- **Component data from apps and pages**
══════
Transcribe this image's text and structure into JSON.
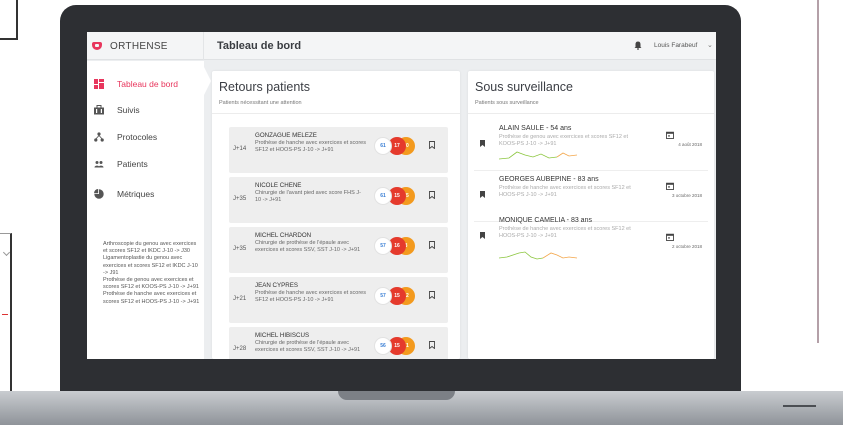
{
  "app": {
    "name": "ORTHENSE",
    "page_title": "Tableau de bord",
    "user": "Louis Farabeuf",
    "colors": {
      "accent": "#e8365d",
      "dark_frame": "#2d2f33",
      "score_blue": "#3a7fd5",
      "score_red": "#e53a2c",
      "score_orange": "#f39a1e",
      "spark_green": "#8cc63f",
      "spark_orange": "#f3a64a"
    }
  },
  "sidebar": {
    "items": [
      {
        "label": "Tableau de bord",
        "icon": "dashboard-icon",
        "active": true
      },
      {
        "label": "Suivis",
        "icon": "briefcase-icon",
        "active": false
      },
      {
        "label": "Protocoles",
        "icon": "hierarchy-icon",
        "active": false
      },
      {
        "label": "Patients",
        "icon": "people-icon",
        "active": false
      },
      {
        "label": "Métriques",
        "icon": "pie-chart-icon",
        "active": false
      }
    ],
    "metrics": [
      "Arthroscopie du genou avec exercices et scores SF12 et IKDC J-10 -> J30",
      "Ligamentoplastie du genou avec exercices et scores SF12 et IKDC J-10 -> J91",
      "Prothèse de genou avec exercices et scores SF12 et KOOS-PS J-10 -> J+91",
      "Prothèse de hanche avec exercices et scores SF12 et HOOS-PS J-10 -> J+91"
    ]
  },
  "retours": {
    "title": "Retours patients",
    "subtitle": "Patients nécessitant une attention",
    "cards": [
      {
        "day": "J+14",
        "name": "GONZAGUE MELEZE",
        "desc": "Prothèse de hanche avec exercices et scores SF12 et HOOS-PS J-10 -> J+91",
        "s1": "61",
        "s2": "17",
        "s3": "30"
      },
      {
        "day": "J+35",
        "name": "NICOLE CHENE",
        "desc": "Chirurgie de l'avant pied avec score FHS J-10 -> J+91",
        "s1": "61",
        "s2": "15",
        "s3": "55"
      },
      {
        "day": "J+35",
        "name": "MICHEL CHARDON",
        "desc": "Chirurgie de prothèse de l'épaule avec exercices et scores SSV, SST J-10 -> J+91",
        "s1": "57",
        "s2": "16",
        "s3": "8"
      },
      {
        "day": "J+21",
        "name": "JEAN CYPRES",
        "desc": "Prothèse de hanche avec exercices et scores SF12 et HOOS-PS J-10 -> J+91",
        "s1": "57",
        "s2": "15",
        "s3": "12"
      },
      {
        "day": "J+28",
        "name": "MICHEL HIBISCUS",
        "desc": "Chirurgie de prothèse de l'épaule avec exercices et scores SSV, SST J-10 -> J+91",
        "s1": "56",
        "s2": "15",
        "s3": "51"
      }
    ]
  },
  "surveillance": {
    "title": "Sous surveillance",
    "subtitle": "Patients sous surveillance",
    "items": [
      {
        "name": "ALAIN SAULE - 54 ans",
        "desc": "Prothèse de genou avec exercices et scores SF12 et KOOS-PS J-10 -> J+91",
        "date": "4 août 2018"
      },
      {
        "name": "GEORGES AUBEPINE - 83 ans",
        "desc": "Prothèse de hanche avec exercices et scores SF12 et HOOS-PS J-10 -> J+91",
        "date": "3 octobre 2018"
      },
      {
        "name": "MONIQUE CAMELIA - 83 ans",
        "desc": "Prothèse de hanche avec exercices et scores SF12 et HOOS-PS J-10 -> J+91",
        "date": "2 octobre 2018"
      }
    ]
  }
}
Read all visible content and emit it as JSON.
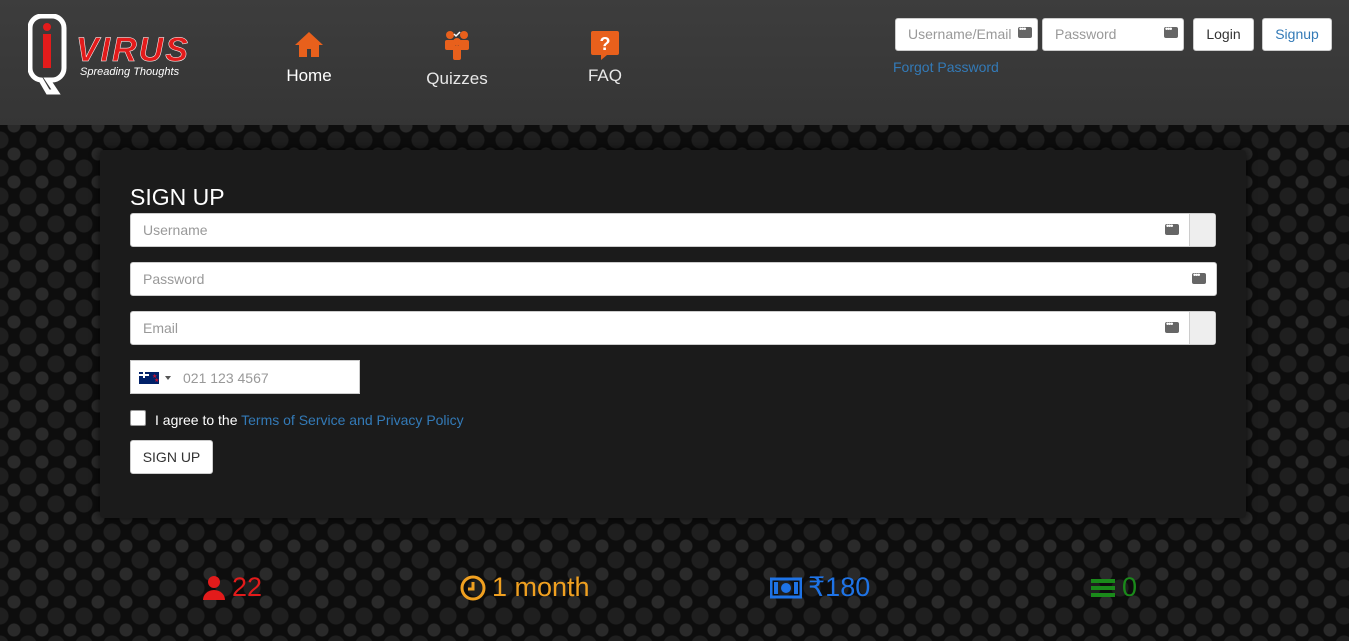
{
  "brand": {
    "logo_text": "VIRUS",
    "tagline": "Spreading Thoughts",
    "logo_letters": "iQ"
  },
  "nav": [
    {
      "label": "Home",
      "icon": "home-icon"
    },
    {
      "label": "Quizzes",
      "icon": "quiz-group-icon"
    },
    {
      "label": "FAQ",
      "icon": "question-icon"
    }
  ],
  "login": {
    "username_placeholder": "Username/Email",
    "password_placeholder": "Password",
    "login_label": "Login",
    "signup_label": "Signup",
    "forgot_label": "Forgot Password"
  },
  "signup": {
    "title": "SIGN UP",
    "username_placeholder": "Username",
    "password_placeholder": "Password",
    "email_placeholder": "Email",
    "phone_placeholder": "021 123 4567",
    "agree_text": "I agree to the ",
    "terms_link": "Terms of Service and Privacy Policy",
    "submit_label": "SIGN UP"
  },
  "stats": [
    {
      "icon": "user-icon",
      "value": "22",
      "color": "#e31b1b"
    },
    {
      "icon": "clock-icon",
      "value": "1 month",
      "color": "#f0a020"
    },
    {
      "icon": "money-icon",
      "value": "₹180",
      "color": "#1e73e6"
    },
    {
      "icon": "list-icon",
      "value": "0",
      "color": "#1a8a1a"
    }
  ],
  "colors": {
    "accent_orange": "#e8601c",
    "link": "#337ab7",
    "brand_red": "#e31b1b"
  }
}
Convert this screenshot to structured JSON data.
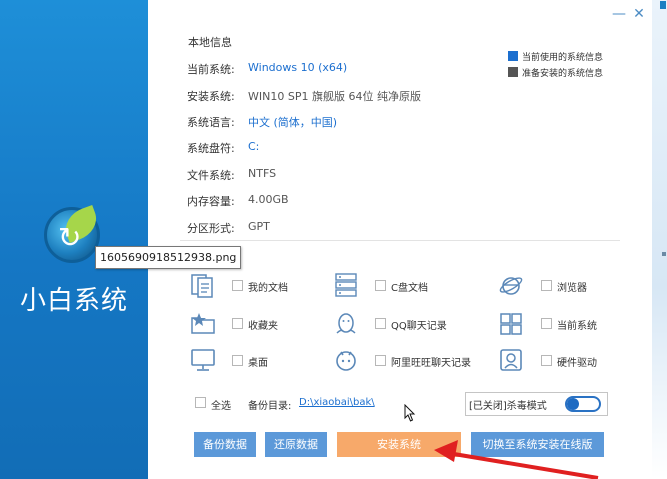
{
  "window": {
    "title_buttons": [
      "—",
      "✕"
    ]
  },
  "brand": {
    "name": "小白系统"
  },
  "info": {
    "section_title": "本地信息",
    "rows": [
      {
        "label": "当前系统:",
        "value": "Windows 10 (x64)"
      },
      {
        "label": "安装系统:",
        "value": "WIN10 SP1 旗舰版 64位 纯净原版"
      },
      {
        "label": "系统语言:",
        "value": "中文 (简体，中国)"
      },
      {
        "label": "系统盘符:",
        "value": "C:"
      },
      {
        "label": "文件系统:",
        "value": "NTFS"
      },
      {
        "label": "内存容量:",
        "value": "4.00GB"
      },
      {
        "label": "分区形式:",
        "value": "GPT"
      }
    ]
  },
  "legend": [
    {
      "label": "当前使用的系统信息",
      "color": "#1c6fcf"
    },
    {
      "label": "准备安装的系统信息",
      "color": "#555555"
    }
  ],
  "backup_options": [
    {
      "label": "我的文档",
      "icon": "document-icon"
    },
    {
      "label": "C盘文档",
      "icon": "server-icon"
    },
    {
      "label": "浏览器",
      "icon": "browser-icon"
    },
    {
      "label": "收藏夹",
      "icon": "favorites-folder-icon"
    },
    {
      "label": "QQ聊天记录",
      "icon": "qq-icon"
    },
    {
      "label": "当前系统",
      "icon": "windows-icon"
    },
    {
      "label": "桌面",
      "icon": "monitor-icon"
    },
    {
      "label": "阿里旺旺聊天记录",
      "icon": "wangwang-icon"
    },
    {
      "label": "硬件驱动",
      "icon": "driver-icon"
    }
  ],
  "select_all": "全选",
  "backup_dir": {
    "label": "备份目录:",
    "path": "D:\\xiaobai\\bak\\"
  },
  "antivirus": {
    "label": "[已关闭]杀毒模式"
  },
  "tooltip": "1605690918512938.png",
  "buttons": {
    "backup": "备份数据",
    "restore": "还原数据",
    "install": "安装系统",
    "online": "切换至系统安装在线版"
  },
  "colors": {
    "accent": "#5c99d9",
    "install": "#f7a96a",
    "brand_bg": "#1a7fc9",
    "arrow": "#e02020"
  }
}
══════
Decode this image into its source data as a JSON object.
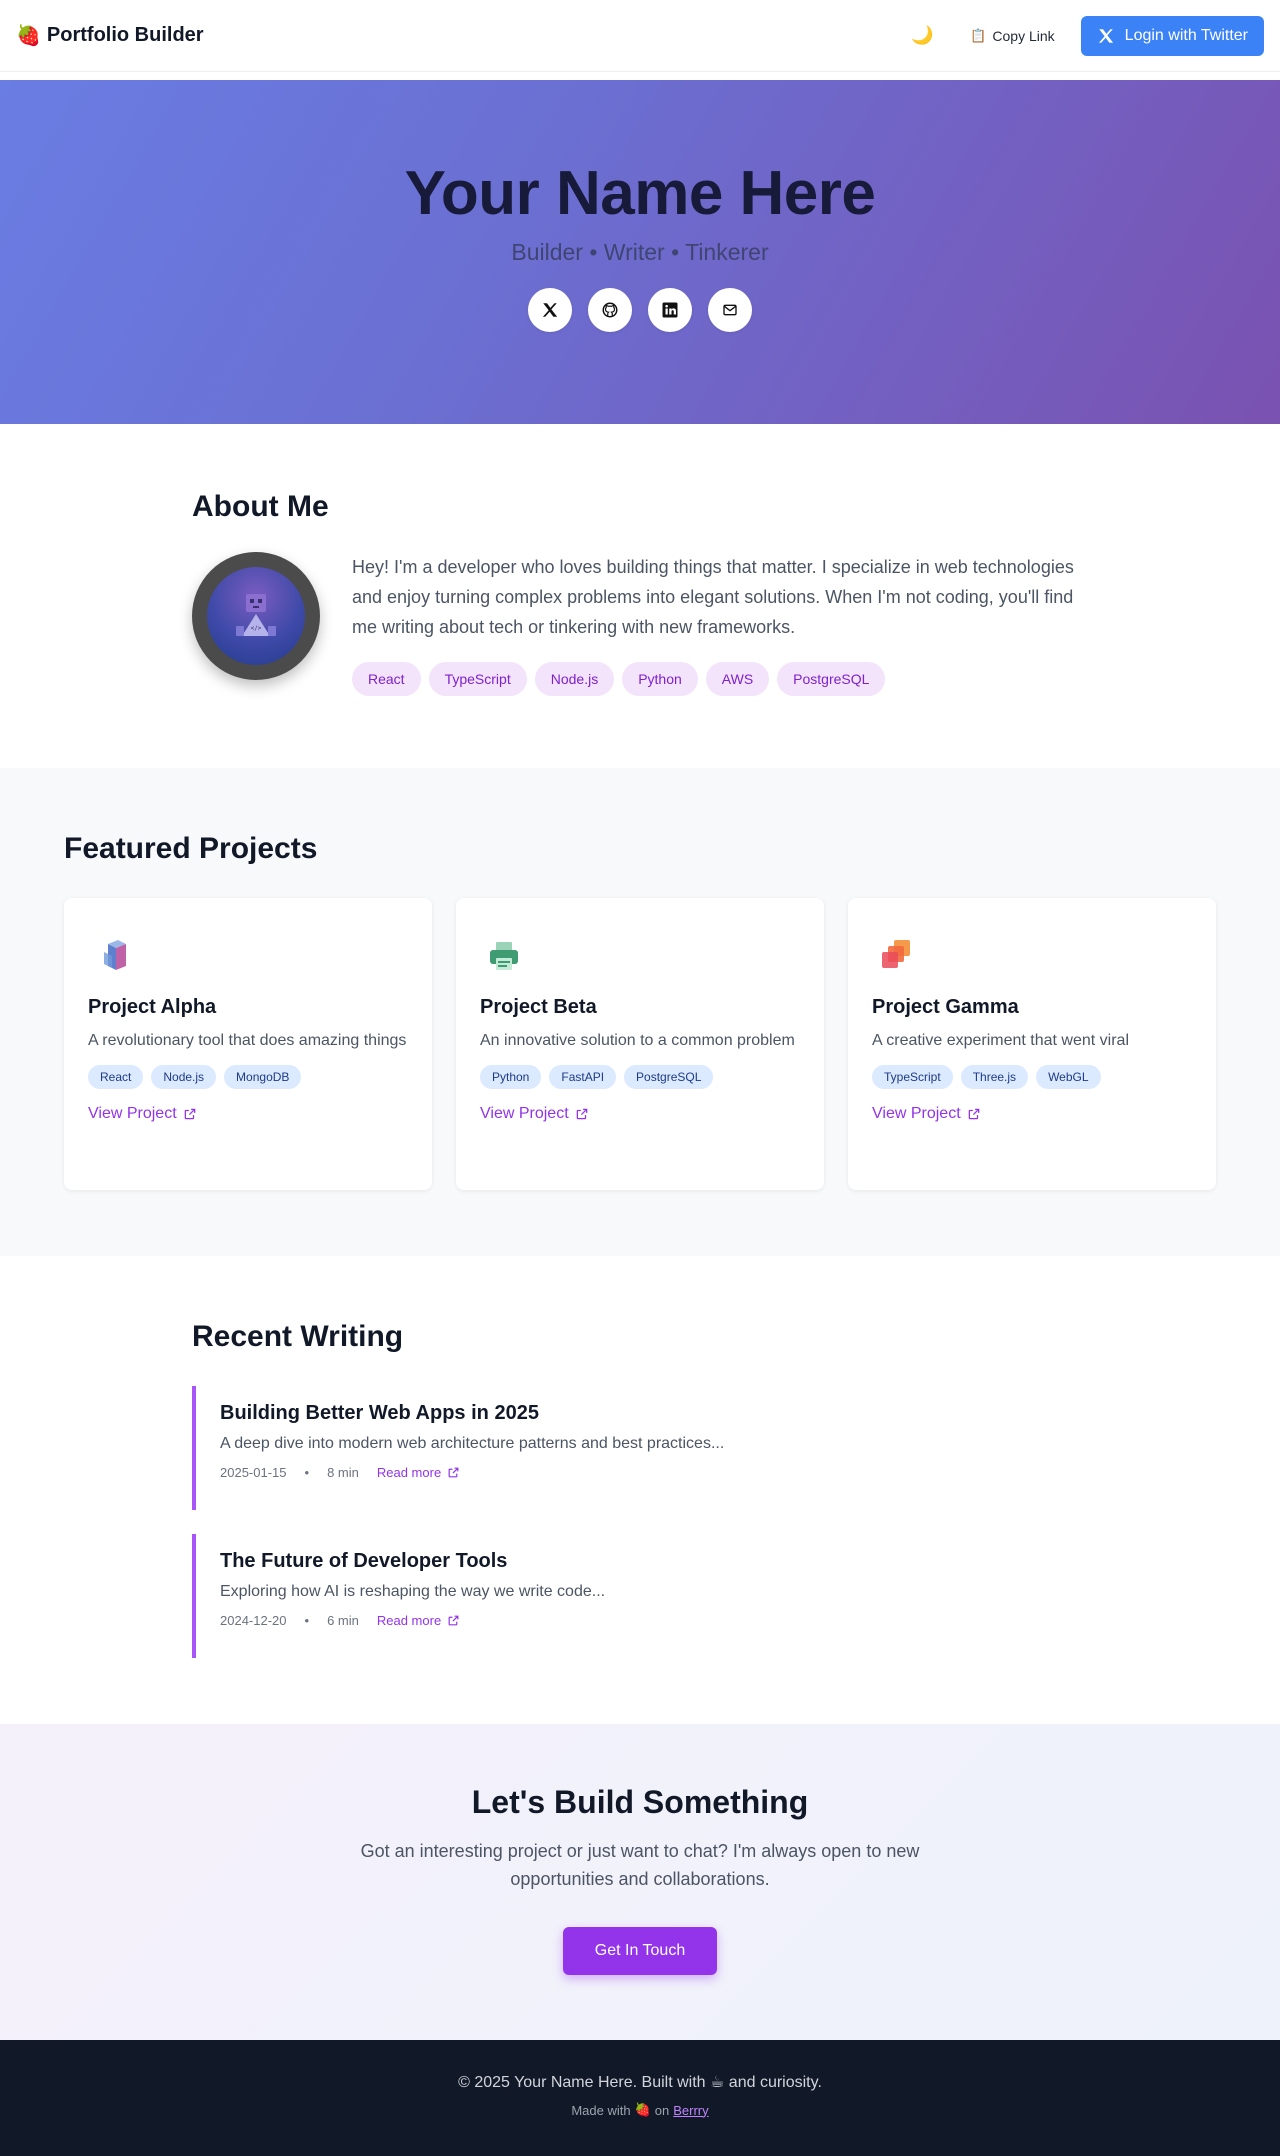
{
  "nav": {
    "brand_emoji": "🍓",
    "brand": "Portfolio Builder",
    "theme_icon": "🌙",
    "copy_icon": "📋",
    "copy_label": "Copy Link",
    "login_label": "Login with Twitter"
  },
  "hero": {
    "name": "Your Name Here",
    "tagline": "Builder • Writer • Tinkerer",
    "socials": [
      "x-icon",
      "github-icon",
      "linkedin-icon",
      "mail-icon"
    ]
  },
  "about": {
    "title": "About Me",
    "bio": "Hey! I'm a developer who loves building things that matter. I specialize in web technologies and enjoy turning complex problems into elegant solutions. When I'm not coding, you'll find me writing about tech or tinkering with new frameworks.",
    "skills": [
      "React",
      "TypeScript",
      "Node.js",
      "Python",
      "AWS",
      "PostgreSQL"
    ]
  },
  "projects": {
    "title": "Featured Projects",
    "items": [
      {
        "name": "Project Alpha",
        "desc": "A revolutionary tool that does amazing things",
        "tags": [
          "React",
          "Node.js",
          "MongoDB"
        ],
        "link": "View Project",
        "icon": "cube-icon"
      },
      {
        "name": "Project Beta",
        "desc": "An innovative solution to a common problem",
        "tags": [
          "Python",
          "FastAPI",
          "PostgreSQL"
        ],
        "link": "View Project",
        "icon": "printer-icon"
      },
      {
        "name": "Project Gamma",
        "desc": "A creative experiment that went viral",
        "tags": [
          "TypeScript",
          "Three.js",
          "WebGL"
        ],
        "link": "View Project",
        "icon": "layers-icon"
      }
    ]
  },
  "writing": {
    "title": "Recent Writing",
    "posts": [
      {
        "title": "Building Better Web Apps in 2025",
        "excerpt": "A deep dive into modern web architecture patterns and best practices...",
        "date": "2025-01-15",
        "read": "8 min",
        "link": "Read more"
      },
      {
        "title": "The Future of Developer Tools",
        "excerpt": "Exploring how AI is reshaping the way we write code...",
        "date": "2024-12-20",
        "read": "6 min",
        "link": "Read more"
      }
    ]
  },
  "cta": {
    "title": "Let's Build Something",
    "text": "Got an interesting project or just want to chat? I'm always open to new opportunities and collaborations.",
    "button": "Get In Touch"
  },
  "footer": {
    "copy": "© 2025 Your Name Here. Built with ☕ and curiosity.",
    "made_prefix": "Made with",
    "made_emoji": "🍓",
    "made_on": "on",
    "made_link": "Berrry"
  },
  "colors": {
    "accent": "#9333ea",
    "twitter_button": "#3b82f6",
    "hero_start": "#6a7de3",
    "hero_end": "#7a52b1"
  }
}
══════
- **Work item**
Read the data above and pull out each line that holds the string "subtitle".

- **Response to this task**
    "subtitle": "Patients nécessitant une attention",
    "subtitle": "Patients sous surveillance",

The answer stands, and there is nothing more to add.